# Work required
Go through the records underneath and count the lines that include the string "SQUEEZE". Give nothing but the number.

━━ Dataset

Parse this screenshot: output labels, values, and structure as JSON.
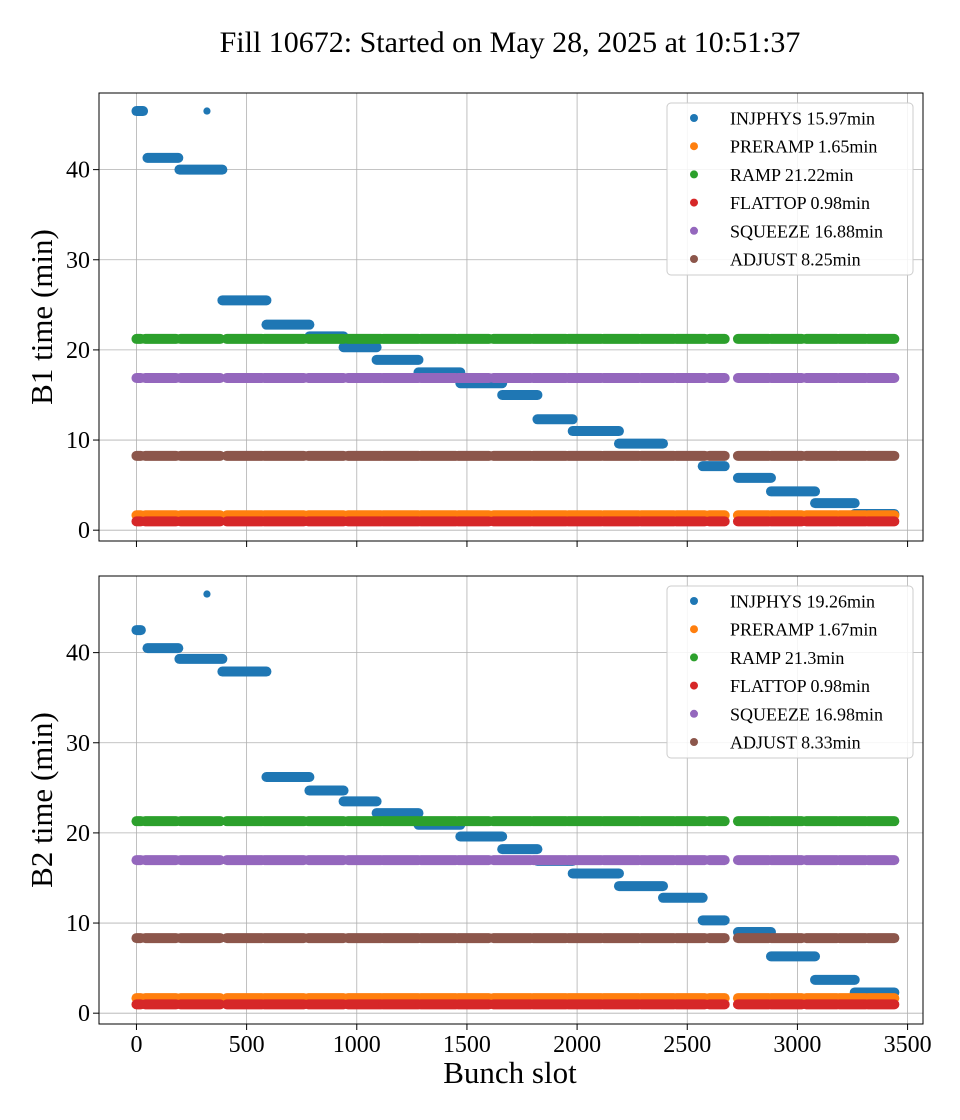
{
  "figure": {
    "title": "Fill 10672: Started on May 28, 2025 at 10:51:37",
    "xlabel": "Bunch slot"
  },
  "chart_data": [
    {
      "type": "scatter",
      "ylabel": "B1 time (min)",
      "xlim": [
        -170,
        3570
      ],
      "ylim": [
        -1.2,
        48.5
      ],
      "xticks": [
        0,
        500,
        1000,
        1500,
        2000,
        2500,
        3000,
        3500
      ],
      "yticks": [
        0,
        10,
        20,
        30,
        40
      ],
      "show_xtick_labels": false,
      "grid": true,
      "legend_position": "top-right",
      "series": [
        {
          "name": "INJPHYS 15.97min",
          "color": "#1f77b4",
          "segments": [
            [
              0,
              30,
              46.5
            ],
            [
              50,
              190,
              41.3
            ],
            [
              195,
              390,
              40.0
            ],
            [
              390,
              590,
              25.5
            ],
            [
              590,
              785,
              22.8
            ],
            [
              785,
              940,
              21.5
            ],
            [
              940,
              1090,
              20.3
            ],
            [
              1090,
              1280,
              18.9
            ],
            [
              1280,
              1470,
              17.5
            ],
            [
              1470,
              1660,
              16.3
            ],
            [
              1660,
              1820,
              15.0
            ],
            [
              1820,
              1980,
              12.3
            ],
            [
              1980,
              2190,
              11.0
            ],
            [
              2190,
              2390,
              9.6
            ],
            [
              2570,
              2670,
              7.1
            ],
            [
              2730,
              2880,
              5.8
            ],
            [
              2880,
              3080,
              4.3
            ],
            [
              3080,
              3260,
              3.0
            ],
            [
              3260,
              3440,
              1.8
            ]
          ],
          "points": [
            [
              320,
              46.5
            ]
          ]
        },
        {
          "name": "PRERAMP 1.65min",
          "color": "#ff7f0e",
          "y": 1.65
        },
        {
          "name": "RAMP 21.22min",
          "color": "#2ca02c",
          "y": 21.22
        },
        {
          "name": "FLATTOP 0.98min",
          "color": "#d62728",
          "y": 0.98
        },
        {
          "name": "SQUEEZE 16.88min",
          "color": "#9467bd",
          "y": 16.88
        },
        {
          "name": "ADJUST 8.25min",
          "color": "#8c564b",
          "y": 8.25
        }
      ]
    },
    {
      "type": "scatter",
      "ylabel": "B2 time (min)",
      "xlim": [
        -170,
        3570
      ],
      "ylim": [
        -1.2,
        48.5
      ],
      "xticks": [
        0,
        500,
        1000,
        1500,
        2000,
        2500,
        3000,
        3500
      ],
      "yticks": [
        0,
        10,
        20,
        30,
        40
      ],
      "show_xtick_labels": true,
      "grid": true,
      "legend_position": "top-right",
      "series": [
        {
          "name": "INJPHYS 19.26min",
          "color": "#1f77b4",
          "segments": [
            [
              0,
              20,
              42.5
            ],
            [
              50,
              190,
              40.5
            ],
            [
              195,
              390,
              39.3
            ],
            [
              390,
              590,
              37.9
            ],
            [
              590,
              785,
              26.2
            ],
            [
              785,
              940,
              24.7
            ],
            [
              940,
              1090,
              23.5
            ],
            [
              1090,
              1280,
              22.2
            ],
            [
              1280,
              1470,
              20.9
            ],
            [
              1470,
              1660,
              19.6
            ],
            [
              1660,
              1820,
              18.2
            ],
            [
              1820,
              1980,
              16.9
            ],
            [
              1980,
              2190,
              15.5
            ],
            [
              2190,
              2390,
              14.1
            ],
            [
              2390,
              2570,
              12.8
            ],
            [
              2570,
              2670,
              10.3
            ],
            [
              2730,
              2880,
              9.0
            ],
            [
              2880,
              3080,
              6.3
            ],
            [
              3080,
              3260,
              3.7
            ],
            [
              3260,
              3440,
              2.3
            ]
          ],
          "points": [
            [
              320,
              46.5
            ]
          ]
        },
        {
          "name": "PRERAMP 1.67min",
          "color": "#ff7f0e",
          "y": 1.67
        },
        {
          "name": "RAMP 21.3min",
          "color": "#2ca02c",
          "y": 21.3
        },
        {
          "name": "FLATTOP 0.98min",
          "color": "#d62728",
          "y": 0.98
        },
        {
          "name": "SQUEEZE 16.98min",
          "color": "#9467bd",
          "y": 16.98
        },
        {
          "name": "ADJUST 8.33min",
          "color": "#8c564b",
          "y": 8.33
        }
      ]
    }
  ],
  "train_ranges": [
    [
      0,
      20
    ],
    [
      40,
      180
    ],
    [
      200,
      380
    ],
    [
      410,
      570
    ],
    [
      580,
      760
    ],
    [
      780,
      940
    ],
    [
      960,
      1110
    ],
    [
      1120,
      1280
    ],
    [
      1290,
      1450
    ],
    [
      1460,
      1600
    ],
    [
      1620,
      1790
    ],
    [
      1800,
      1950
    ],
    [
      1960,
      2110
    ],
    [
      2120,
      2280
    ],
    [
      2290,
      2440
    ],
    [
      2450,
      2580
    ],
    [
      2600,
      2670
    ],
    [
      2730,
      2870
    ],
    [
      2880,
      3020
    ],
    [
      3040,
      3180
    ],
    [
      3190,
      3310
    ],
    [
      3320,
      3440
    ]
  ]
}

━━━━

# Task solution
2